Track down every line below that holds "samarali" and copy it.

- Supplied material
***

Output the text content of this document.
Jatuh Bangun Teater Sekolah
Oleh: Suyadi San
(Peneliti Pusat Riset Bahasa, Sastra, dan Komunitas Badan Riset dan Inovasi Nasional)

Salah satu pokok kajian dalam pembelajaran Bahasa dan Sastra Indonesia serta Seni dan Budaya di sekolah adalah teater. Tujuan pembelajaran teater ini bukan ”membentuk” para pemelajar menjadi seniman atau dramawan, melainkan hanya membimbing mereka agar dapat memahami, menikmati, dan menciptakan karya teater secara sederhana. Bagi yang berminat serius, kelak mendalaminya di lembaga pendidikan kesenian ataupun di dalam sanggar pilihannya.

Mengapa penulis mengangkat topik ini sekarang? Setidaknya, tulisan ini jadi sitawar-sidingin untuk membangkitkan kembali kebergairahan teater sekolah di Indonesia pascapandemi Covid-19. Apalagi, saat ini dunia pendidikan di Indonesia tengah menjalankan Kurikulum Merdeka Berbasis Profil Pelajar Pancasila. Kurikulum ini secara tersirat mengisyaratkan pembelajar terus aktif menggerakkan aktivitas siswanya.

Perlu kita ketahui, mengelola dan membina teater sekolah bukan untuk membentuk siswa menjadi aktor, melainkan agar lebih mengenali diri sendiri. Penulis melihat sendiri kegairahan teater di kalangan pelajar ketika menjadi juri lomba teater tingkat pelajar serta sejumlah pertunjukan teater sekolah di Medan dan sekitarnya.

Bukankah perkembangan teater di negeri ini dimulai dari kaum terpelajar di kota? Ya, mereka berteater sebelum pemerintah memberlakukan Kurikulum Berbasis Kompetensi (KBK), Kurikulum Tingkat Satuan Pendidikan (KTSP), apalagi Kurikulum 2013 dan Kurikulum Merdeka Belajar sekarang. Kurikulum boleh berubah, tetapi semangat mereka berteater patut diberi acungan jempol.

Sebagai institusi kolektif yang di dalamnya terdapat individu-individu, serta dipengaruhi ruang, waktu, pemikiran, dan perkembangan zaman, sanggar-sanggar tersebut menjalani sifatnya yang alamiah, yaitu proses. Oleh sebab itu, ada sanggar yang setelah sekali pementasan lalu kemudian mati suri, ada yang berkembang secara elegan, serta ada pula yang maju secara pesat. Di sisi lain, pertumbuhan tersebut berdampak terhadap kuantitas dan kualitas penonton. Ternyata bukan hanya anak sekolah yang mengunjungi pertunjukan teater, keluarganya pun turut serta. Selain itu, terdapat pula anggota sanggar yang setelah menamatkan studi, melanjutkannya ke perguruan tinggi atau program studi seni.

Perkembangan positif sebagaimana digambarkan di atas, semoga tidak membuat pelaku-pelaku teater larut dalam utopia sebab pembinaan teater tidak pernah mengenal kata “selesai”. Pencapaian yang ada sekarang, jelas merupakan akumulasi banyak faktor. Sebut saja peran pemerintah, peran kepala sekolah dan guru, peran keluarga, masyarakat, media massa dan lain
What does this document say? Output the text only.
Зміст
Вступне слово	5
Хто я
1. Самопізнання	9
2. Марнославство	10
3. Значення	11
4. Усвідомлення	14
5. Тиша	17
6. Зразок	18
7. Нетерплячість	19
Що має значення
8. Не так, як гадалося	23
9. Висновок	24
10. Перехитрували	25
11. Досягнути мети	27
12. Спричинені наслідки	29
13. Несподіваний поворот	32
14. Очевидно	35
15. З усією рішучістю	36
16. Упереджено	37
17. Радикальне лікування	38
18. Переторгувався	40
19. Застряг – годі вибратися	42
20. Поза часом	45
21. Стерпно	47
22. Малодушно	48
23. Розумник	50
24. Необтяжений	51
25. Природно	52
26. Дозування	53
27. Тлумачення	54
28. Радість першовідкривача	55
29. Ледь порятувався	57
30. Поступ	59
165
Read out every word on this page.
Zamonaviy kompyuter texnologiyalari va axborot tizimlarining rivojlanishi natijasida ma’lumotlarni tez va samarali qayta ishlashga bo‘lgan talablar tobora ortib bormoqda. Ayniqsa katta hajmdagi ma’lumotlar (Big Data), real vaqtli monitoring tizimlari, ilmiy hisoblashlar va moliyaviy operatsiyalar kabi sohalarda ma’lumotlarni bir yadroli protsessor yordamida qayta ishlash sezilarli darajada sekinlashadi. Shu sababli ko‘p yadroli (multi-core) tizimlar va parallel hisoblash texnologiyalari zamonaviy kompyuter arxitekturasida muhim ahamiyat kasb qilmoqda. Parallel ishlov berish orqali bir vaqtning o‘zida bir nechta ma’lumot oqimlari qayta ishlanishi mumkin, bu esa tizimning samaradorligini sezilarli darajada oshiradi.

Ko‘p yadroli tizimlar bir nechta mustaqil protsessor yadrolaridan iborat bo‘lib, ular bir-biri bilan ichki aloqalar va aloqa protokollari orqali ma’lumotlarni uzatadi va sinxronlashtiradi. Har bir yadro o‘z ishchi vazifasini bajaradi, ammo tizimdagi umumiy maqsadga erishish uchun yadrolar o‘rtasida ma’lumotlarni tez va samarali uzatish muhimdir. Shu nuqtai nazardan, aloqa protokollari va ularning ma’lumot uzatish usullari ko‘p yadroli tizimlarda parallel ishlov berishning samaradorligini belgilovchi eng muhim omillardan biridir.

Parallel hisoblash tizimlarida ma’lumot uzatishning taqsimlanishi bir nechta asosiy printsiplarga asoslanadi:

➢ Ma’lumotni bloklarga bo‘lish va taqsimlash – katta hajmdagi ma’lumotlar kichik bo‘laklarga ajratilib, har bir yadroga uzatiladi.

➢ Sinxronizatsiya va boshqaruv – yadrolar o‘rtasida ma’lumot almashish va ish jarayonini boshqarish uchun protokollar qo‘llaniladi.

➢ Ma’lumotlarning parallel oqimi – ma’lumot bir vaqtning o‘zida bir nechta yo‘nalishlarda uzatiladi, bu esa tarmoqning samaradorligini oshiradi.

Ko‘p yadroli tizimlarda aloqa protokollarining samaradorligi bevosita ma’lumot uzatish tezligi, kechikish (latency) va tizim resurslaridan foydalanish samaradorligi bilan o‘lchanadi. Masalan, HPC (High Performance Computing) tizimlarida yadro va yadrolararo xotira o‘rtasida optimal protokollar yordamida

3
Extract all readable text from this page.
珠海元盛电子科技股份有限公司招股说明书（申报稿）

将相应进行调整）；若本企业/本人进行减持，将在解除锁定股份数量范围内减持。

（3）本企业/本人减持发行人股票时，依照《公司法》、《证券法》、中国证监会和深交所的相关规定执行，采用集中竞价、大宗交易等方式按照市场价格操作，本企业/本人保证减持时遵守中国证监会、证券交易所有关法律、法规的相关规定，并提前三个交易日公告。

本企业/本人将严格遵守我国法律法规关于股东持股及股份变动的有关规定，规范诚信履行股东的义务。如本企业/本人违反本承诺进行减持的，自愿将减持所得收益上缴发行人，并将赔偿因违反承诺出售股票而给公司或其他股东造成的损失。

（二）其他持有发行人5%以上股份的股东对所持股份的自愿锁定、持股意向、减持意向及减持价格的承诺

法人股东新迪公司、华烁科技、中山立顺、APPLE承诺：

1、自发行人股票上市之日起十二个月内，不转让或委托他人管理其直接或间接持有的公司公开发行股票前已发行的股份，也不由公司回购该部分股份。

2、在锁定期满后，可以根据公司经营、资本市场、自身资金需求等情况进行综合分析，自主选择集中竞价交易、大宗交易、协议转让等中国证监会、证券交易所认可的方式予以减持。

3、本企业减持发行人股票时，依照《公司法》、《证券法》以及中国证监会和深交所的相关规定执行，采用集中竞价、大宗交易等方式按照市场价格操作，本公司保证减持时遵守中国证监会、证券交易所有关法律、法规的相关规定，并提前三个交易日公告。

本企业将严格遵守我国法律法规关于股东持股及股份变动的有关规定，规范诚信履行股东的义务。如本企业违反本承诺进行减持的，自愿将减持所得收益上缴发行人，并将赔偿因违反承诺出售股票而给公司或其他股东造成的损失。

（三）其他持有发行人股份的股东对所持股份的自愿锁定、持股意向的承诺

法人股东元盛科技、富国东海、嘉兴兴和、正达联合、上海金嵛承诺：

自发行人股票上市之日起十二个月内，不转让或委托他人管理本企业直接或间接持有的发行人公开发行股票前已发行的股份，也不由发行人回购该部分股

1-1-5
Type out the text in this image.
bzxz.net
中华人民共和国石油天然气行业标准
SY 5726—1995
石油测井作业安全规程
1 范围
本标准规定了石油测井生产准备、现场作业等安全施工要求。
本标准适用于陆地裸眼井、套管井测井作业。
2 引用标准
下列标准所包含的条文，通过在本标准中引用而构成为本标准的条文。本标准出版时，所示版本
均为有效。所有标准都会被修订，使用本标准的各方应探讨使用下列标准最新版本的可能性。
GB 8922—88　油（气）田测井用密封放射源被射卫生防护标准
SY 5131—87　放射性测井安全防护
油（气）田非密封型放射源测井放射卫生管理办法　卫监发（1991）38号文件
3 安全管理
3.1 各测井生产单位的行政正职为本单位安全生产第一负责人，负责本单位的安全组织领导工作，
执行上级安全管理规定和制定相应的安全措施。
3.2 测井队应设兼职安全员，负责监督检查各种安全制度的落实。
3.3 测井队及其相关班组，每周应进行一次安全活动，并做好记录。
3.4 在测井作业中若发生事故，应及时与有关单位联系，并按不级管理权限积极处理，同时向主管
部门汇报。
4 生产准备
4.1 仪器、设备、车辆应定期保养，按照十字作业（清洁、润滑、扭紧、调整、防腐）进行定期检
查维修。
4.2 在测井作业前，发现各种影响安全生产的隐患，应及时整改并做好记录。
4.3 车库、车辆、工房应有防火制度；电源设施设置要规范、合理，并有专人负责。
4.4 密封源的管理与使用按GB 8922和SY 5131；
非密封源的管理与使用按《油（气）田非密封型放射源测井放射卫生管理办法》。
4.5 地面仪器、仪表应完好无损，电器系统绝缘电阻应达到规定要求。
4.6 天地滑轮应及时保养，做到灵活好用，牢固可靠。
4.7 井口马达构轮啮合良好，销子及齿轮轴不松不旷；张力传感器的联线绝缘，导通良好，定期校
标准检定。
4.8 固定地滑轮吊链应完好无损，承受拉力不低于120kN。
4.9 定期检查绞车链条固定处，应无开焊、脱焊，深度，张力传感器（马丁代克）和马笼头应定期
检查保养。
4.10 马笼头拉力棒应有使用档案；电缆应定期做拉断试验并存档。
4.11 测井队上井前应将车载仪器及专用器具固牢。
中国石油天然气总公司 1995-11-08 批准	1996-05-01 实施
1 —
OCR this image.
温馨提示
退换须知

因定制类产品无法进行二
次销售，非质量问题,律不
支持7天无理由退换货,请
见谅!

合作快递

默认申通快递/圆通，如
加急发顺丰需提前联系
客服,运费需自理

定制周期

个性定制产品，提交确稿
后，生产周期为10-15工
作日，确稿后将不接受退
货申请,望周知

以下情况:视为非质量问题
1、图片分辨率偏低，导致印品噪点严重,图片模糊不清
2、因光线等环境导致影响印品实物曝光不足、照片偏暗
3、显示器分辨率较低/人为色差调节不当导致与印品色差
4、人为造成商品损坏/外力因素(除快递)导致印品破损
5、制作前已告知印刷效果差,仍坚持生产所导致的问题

***

- Answer for the task
Zamonaviy kompyuter texnologiyalari va axborot tizimlarining rivojlanishi natijasida ma’lumotlarni tez va samarali qayta ishlashga bo‘lgan talablar tobora ortib bormoqda. Ayniqsa katta hajmdagi ma’lumotlar (Big Data), real vaqtli monitoring tizimlari, ilmiy hisoblashlar va moliyaviy operatsiyalar kabi sohalarda ma’lumotlarni bir yadroli protsessor yordamida qayta ishlash sezilarli darajada sekinlashadi. Shu sababli ko‘p yadroli (multi-core) tizimlar va parallel hisoblash texnologiyalari zamonaviy kompyuter arxitekturasida muhim ahamiyat kasb qilmoqda. Parallel ishlov berish orqali bir vaqtning o‘zida bir nechta ma’lumot oqimlari qayta ishlanishi mumkin, bu esa tizimning samaradorligini sezilarli darajada oshiradi.
Ko‘p yadroli tizimlar bir nechta mustaqil protsessor yadrolaridan iborat bo‘lib, ular bir-biri bilan ichki aloqalar va aloqa protokollari orqali ma’lumotlarni uzatadi va sinxronlashtiradi. Har bir yadro o‘z ishchi vazifasini bajaradi, ammo tizimdagi umumiy maqsadga erishish uchun yadrolar o‘rtasida ma’lumotlarni tez va samarali uzatish muhimdir. Shu nuqtai nazardan, aloqa protokollari va ularning ma’lumot uzatish usullari ko‘p yadroli tizimlarda parallel ishlov berishning samaradorligini belgilovchi eng muhim omillardan biridir.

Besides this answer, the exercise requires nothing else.